======== Stored data ========
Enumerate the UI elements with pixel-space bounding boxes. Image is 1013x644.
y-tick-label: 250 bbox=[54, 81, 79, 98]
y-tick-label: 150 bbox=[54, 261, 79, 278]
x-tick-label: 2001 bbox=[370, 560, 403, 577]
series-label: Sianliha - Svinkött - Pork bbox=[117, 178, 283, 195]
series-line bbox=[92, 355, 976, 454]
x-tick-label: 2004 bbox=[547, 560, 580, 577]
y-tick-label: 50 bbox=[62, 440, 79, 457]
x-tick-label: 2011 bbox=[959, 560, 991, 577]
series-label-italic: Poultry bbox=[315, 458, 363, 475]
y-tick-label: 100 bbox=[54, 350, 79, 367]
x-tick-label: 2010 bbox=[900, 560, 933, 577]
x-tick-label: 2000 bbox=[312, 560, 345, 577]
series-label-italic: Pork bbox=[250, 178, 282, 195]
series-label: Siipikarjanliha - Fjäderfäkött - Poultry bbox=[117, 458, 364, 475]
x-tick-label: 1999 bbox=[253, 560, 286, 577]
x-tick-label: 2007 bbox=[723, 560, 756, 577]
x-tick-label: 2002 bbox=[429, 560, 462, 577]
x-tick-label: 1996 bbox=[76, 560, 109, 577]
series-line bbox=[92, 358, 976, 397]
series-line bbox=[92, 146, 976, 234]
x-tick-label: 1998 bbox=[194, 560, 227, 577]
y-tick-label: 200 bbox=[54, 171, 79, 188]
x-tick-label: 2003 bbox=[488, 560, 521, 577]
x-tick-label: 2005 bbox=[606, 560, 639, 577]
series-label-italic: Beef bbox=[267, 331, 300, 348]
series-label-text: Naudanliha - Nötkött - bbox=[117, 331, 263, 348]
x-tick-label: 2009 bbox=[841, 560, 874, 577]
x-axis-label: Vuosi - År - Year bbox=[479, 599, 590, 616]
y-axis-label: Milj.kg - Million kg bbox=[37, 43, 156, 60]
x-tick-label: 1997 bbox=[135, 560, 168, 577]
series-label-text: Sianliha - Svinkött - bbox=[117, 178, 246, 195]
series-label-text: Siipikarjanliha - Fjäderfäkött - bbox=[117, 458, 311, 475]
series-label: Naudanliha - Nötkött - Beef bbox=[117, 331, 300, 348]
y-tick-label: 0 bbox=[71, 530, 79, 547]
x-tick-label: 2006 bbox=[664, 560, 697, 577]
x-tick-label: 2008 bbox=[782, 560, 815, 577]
========
◆ Task statement
Repeat every line in the entries above word for word.

◆ Exercise response
Enumerate the UI elements with pixel-space bounding boxes. Image is 1013x644.
y-tick-label: 250 bbox=[54, 81, 79, 98]
y-tick-label: 150 bbox=[54, 261, 79, 278]
x-tick-label: 2001 bbox=[370, 560, 403, 577]
series-label: Sianliha - Svinkött - Pork bbox=[117, 178, 283, 195]
series-line bbox=[92, 355, 976, 454]
x-tick-label: 2004 bbox=[547, 560, 580, 577]
y-tick-label: 50 bbox=[62, 440, 79, 457]
x-tick-label: 2011 bbox=[959, 560, 991, 577]
series-label-italic: Poultry bbox=[315, 458, 363, 475]
y-tick-label: 100 bbox=[54, 350, 79, 367]
x-tick-label: 2010 bbox=[900, 560, 933, 577]
x-tick-label: 2000 bbox=[312, 560, 345, 577]
series-label-italic: Pork bbox=[250, 178, 282, 195]
series-label: Siipikarjanliha - Fjäderfäkött - Poultry bbox=[117, 458, 364, 475]
x-tick-label: 1999 bbox=[253, 560, 286, 577]
x-tick-label: 2007 bbox=[723, 560, 756, 577]
x-tick-label: 2002 bbox=[429, 560, 462, 577]
x-tick-label: 1996 bbox=[76, 560, 109, 577]
series-line bbox=[92, 358, 976, 397]
series-line bbox=[92, 146, 976, 234]
x-tick-label: 1998 bbox=[194, 560, 227, 577]
y-tick-label: 200 bbox=[54, 171, 79, 188]
x-tick-label: 2003 bbox=[488, 560, 521, 577]
x-tick-label: 2005 bbox=[606, 560, 639, 577]
series-label-italic: Beef bbox=[267, 331, 300, 348]
series-label-text: Naudanliha - Nötkött - bbox=[117, 331, 263, 348]
x-tick-label: 2009 bbox=[841, 560, 874, 577]
x-axis-label: Vuosi - År - Year bbox=[479, 599, 590, 616]
y-axis-label: Milj.kg - Million kg bbox=[37, 43, 156, 60]
x-tick-label: 1997 bbox=[135, 560, 168, 577]
series-label-text: Sianliha - Svinkött - bbox=[117, 178, 246, 195]
series-label-text: Siipikarjanliha - Fjäderfäkött - bbox=[117, 458, 311, 475]
series-label: Naudanliha - Nötkött - Beef bbox=[117, 331, 300, 348]
y-tick-label: 0 bbox=[71, 530, 79, 547]
x-tick-label: 2006 bbox=[664, 560, 697, 577]
x-tick-label: 2008 bbox=[782, 560, 815, 577]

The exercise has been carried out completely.